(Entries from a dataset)
○ ○ ○ ○ ○

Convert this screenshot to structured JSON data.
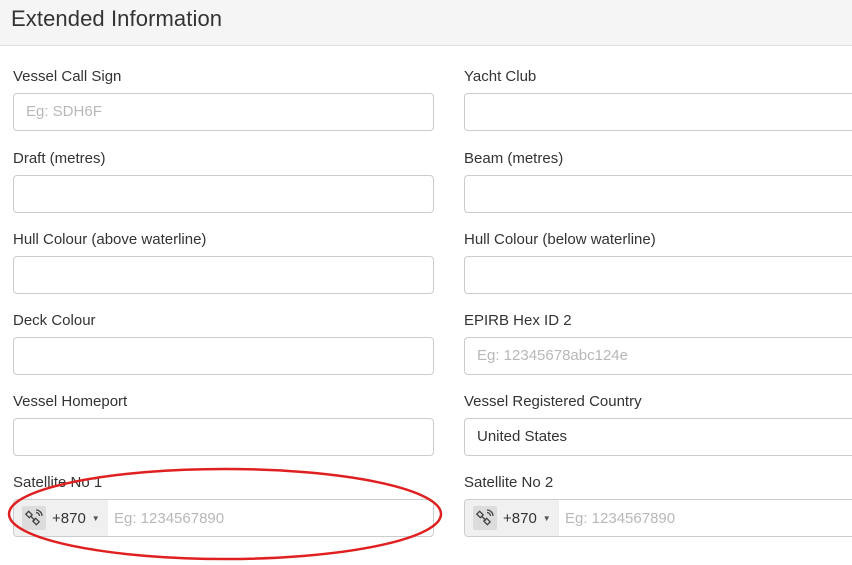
{
  "header": {
    "title": "Extended Information"
  },
  "fields": {
    "call_sign": {
      "label": "Vessel Call Sign",
      "value": "",
      "placeholder": "Eg: SDH6F"
    },
    "yacht_club": {
      "label": "Yacht Club",
      "value": "",
      "placeholder": ""
    },
    "draft": {
      "label": "Draft (metres)",
      "value": "",
      "placeholder": ""
    },
    "beam": {
      "label": "Beam (metres)",
      "value": "",
      "placeholder": ""
    },
    "hull_above": {
      "label": "Hull Colour (above waterline)",
      "value": "",
      "placeholder": ""
    },
    "hull_below": {
      "label": "Hull Colour (below waterline)",
      "value": "",
      "placeholder": ""
    },
    "deck_colour": {
      "label": "Deck Colour",
      "value": "",
      "placeholder": ""
    },
    "epirb2": {
      "label": "EPIRB Hex ID 2",
      "value": "",
      "placeholder": "Eg: 12345678abc124e"
    },
    "homeport": {
      "label": "Vessel Homeport",
      "value": "",
      "placeholder": ""
    },
    "reg_country": {
      "label": "Vessel Registered Country",
      "value": "United States",
      "placeholder": ""
    },
    "sat1": {
      "label": "Satellite No 1",
      "dial_code": "+870",
      "icon": "satellite-icon",
      "placeholder": "Eg: 1234567890"
    },
    "sat2": {
      "label": "Satellite No 2",
      "dial_code": "+870",
      "icon": "satellite-icon",
      "placeholder": "Eg: 1234567890"
    }
  },
  "annotation": {
    "shape": "ellipse",
    "color": "#e02020",
    "target": "Satellite No 1"
  }
}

○ ○ ○ ○ ○

Write out the full set of lines verbatim, without the pictures.

Convert this screenshot to structured JSON data.
{
  "header": {
    "title": "Extended Information"
  },
  "fields": {
    "call_sign": {
      "label": "Vessel Call Sign",
      "value": "",
      "placeholder": "Eg: SDH6F"
    },
    "yacht_club": {
      "label": "Yacht Club",
      "value": "",
      "placeholder": ""
    },
    "draft": {
      "label": "Draft (metres)",
      "value": "",
      "placeholder": ""
    },
    "beam": {
      "label": "Beam (metres)",
      "value": "",
      "placeholder": ""
    },
    "hull_above": {
      "label": "Hull Colour (above waterline)",
      "value": "",
      "placeholder": ""
    },
    "hull_below": {
      "label": "Hull Colour (below waterline)",
      "value": "",
      "placeholder": ""
    },
    "deck_colour": {
      "label": "Deck Colour",
      "value": "",
      "placeholder": ""
    },
    "epirb2": {
      "label": "EPIRB Hex ID 2",
      "value": "",
      "placeholder": "Eg: 12345678abc124e"
    },
    "homeport": {
      "label": "Vessel Homeport",
      "value": "",
      "placeholder": ""
    },
    "reg_country": {
      "label": "Vessel Registered Country",
      "value": "United States",
      "placeholder": ""
    },
    "sat1": {
      "label": "Satellite No 1",
      "dial_code": "+870",
      "icon": "satellite-icon",
      "placeholder": "Eg: 1234567890"
    },
    "sat2": {
      "label": "Satellite No 2",
      "dial_code": "+870",
      "icon": "satellite-icon",
      "placeholder": "Eg: 1234567890"
    }
  },
  "annotation": {
    "shape": "ellipse",
    "color": "#e02020",
    "target": "Satellite No 1"
  }
}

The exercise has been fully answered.